Identify, in the records below, every line where the string "silențios" appears, and copy each such line.

====== Available records ======

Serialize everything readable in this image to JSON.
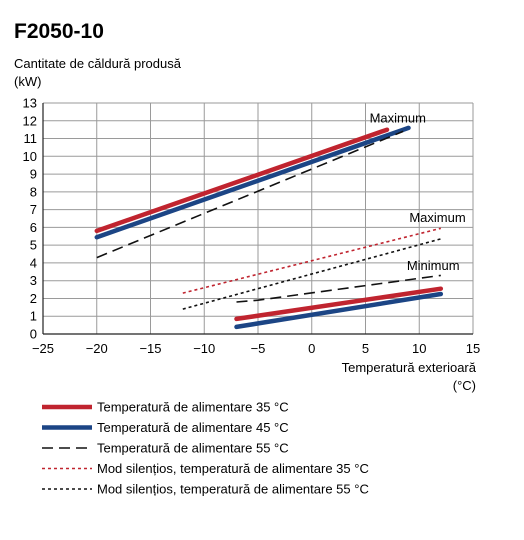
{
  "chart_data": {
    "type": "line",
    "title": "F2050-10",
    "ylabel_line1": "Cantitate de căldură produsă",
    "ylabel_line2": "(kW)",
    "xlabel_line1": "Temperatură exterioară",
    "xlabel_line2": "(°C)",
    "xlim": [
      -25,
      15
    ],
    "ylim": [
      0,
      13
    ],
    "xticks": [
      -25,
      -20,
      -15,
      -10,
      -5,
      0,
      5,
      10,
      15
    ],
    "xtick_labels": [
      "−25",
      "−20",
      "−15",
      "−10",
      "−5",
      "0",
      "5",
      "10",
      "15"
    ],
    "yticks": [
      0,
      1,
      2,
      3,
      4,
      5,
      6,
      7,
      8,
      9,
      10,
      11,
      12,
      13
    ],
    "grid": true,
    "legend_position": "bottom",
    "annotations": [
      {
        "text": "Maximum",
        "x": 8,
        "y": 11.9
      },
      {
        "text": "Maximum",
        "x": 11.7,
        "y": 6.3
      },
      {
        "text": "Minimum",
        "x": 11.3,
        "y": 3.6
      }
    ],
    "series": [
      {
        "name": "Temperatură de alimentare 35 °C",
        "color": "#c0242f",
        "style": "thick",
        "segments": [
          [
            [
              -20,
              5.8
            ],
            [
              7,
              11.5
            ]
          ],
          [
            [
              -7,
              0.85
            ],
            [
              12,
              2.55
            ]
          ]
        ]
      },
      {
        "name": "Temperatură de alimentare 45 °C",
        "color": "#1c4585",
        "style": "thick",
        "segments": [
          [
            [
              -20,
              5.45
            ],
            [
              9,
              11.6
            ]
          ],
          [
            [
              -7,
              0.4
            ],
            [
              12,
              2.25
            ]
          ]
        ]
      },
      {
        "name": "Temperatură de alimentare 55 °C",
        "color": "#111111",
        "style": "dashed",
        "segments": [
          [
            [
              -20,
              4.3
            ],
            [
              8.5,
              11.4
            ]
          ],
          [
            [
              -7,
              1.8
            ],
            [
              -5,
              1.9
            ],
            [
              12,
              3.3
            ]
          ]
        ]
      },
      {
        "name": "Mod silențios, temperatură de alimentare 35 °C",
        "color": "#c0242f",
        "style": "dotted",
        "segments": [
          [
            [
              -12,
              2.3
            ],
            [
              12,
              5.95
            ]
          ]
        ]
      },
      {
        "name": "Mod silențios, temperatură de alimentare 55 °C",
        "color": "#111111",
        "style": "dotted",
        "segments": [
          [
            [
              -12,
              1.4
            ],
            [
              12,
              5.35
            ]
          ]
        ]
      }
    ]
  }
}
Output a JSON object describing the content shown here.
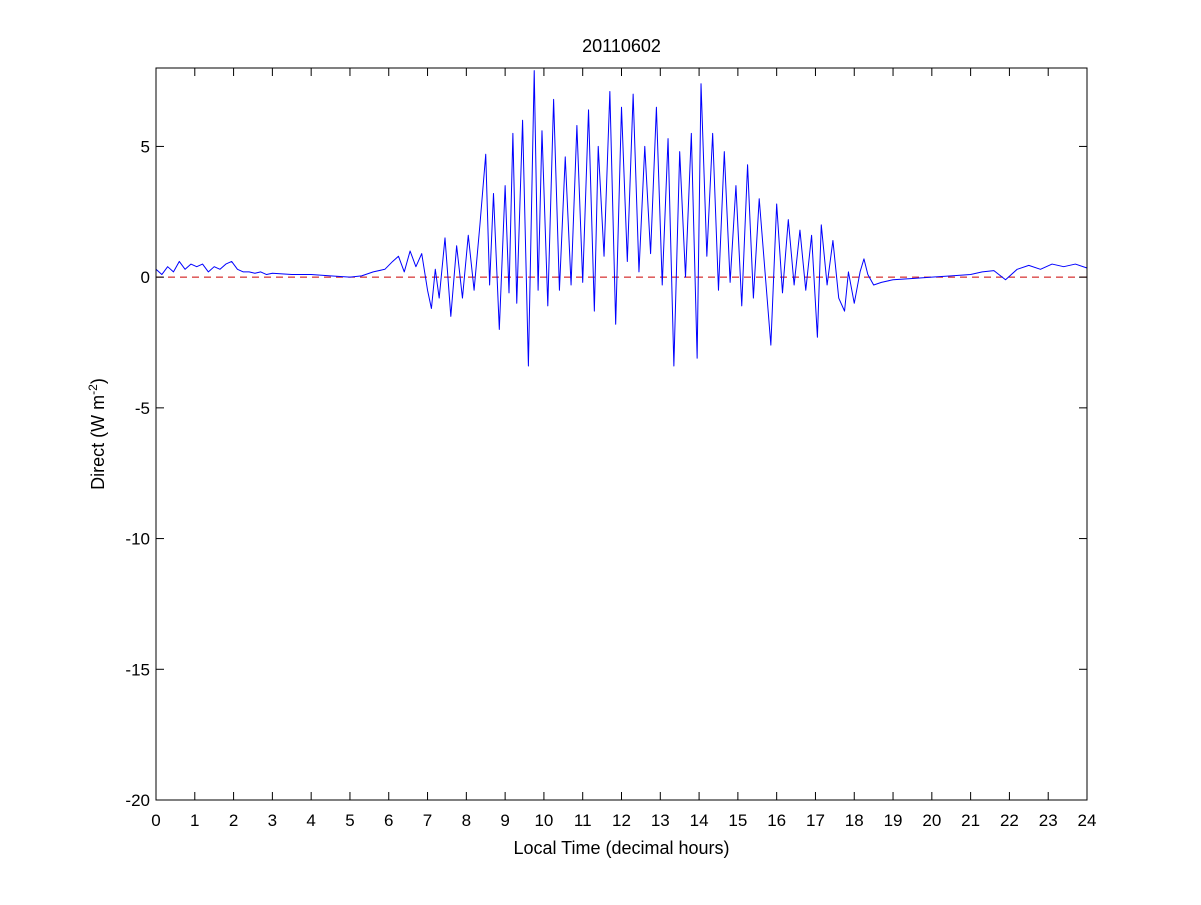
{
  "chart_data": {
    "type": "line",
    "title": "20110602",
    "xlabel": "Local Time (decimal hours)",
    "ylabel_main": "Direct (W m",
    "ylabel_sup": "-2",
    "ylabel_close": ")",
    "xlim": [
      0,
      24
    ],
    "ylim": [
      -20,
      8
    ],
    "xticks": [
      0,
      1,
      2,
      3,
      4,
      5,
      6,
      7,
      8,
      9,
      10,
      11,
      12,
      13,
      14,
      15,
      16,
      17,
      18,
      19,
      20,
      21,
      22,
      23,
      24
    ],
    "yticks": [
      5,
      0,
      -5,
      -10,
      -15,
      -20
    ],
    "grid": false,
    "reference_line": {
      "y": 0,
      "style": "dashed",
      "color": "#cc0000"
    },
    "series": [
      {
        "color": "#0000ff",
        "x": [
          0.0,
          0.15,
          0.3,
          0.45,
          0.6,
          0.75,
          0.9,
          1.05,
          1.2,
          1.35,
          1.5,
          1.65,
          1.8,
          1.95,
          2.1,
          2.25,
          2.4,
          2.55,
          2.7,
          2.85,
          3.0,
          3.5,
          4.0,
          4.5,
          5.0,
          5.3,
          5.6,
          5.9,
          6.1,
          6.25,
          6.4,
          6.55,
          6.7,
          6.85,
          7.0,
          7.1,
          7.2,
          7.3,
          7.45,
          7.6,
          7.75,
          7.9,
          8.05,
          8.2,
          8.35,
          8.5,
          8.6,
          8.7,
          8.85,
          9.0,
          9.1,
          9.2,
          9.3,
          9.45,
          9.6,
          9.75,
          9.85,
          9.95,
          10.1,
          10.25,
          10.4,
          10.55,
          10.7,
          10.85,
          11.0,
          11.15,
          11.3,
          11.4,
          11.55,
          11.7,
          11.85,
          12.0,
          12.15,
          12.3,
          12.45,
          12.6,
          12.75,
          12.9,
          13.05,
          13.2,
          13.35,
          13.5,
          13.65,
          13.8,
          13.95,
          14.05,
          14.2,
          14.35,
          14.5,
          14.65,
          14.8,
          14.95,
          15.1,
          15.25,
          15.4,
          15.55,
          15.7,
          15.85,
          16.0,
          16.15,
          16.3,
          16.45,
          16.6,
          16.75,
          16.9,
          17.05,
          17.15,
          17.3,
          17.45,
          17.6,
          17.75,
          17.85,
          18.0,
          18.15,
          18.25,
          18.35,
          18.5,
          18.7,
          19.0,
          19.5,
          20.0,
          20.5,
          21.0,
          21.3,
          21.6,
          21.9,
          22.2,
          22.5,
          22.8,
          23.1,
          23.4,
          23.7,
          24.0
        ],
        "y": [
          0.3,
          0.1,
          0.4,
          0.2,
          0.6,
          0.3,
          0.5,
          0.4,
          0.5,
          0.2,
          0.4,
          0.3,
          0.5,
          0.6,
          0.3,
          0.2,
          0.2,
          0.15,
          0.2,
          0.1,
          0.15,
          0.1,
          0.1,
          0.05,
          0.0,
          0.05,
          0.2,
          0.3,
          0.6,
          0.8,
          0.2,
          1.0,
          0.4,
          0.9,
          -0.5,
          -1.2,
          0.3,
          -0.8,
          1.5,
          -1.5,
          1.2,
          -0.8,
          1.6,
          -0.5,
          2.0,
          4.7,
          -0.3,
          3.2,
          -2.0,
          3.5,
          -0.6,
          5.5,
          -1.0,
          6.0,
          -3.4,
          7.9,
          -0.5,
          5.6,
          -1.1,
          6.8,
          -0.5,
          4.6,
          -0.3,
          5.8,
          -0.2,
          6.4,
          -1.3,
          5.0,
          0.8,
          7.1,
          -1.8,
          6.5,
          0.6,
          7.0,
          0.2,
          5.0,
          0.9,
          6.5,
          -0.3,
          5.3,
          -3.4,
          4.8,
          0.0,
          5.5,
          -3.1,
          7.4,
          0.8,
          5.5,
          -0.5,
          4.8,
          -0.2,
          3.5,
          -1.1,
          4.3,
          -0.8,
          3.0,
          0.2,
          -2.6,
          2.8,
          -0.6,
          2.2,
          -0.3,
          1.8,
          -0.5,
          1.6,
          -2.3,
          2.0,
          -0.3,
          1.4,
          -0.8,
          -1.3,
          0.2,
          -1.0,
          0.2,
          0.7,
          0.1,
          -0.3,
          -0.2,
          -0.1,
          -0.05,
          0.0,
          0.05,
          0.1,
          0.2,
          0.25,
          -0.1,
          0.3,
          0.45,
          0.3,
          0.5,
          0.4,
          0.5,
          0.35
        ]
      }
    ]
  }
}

======

Result:
        "name": "Mod silențios, temperatură de alimentare 35 °C",
        "name": "Mod silențios, temperatură de alimentare 55 °C",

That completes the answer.